- [Work to complete]: Every record must be written out once more, with nothing added or omitted.

────────────────

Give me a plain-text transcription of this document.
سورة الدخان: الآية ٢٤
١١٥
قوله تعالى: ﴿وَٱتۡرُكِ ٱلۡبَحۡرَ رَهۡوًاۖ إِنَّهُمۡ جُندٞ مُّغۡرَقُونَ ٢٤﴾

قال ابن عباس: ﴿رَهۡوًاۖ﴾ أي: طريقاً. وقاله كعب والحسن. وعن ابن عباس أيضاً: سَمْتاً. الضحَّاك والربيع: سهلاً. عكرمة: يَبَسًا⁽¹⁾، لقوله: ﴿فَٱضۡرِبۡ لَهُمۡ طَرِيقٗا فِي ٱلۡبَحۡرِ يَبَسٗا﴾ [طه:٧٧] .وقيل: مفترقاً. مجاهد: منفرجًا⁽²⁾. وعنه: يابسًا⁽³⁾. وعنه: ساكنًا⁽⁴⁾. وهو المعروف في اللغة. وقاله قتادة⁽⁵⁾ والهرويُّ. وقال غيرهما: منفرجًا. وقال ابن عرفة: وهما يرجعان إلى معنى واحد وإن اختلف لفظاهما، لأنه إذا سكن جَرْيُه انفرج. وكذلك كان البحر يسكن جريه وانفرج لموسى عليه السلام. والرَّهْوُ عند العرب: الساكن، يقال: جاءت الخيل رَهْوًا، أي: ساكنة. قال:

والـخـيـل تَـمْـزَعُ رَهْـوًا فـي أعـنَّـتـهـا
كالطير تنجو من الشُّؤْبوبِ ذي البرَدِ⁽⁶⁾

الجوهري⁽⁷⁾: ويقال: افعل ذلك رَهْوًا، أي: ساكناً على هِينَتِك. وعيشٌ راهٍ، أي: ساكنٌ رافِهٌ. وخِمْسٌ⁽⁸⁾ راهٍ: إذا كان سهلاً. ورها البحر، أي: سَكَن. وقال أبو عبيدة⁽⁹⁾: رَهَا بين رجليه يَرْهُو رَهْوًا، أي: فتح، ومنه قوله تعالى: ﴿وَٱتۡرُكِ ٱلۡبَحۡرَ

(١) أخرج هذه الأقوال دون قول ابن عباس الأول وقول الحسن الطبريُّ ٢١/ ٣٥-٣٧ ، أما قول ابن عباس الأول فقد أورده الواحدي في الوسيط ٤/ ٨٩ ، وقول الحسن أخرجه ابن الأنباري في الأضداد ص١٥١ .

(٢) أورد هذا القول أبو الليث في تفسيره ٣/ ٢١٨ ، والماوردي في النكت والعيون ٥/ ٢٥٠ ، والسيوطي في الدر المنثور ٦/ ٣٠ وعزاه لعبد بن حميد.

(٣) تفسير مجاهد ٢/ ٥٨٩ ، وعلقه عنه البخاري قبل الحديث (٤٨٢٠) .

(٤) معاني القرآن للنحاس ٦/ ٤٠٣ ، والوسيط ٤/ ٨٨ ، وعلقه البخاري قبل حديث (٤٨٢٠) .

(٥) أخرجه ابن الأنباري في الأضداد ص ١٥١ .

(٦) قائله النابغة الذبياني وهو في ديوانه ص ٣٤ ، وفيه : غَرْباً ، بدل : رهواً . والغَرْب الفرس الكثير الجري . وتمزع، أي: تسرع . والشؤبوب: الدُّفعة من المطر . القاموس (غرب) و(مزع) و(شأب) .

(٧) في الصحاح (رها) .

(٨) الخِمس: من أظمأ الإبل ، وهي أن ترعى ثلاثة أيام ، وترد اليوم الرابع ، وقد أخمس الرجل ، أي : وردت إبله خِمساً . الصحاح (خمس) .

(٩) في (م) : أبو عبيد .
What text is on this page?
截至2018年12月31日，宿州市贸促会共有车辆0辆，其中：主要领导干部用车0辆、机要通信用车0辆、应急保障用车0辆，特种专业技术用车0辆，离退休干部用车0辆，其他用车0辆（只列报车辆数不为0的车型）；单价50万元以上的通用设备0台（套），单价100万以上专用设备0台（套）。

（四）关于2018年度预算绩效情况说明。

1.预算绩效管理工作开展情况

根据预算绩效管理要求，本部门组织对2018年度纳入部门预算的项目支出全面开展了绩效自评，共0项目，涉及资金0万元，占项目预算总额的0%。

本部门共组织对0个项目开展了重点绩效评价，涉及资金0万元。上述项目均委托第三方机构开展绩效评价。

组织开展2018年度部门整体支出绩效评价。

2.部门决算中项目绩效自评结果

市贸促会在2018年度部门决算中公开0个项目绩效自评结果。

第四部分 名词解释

────────────────

- [Exercise answer]:
Give me a plain-text transcription of this document.
سورة الدخان: الآية ٢٤
١١٥
قوله تعالى: ﴿وَٱتۡرُكِ ٱلۡبَحۡرَ رَهۡوًاۖ إِنَّهُمۡ جُندٞ مُّغۡرَقُونَ ٢٤﴾

قال ابن عباس: ﴿رَهۡوًاۖ﴾ أي: طريقاً. وقاله كعب والحسن. وعن ابن عباس أيضاً: سَمْتاً. الضحَّاك والربيع: سهلاً. عكرمة: يَبَسًا⁽¹⁾، لقوله: ﴿فَٱضۡرِبۡ لَهُمۡ طَرِيقٗا فِي ٱلۡبَحۡرِ يَبَسٗا﴾ [طه:٧٧] .وقيل: مفترقاً. مجاهد: منفرجًا⁽²⁾. وعنه: يابسًا⁽³⁾. وعنه: ساكنًا⁽⁴⁾. وهو المعروف في اللغة. وقاله قتادة⁽⁵⁾ والهرويُّ. وقال غيرهما: منفرجًا. وقال ابن عرفة: وهما يرجعان إلى معنى واحد وإن اختلف لفظاهما، لأنه إذا سكن جَرْيُه انفرج. وكذلك كان البحر يسكن جريه وانفرج لموسى عليه السلام. والرَّهْوُ عند العرب: الساكن، يقال: جاءت الخيل رَهْوًا، أي: ساكنة. قال:

والـخـيـل تَـمْـزَعُ رَهْـوًا فـي أعـنَّـتـهـا
كالطير تنجو من الشُّؤْبوبِ ذي البرَدِ⁽⁶⁾

الجوهري⁽⁷⁾: ويقال: افعل ذلك رَهْوًا، أي: ساكناً على هِينَتِك. وعيشٌ راهٍ، أي: ساكنٌ رافِهٌ. وخِمْسٌ⁽⁸⁾ راهٍ: إذا كان سهلاً. ورها البحر، أي: سَكَن. وقال أبو عبيدة⁽⁹⁾: رَهَا بين رجليه يَرْهُو رَهْوًا، أي: فتح، ومنه قوله تعالى: ﴿وَٱتۡرُكِ ٱلۡبَحۡرَ

(١) أخرج هذه الأقوال دون قول ابن عباس الأول وقول الحسن الطبريُّ ٢١/ ٣٥-٣٧ ، أما قول ابن عباس الأول فقد أورده الواحدي في الوسيط ٤/ ٨٩ ، وقول الحسن أخرجه ابن الأنباري في الأضداد ص١٥١ .

(٢) أورد هذا القول أبو الليث في تفسيره ٣/ ٢١٨ ، والماوردي في النكت والعيون ٥/ ٢٥٠ ، والسيوطي في الدر المنثور ٦/ ٣٠ وعزاه لعبد بن حميد.

(٣) تفسير مجاهد ٢/ ٥٨٩ ، وعلقه عنه البخاري قبل الحديث (٤٨٢٠) .

(٤) معاني القرآن للنحاس ٦/ ٤٠٣ ، والوسيط ٤/ ٨٨ ، وعلقه البخاري قبل حديث (٤٨٢٠) .

(٥) أخرجه ابن الأنباري في الأضداد ص ١٥١ .

(٦) قائله النابغة الذبياني وهو في ديوانه ص ٣٤ ، وفيه : غَرْباً ، بدل : رهواً . والغَرْب الفرس الكثير الجري . وتمزع، أي: تسرع . والشؤبوب: الدُّفعة من المطر . القاموس (غرب) و(مزع) و(شأب) .

(٧) في الصحاح (رها) .

(٨) الخِمس: من أظمأ الإبل ، وهي أن ترعى ثلاثة أيام ، وترد اليوم الرابع ، وقد أخمس الرجل ، أي : وردت إبله خِمساً . الصحاح (خمس) .

(٩) في (م) : أبو عبيد .
What text is on this page?
截至2018年12月31日，宿州市贸促会共有车辆0辆，其中：主要领导干部用车0辆、机要通信用车0辆、应急保障用车0辆，特种专业技术用车0辆，离退休干部用车0辆，其他用车0辆（只列报车辆数不为0的车型）；单价50万元以上的通用设备0台（套），单价100万以上专用设备0台（套）。

（四）关于2018年度预算绩效情况说明。

1.预算绩效管理工作开展情况

根据预算绩效管理要求，本部门组织对2018年度纳入部门预算的项目支出全面开展了绩效自评，共0项目，涉及资金0万元，占项目预算总额的0%。

本部门共组织对0个项目开展了重点绩效评价，涉及资金0万元。上述项目均委托第三方机构开展绩效评价。

组织开展2018年度部门整体支出绩效评价。

2.部门决算中项目绩效自评结果

市贸促会在2018年度部门决算中公开0个项目绩效自评结果。

第四部分 名词解释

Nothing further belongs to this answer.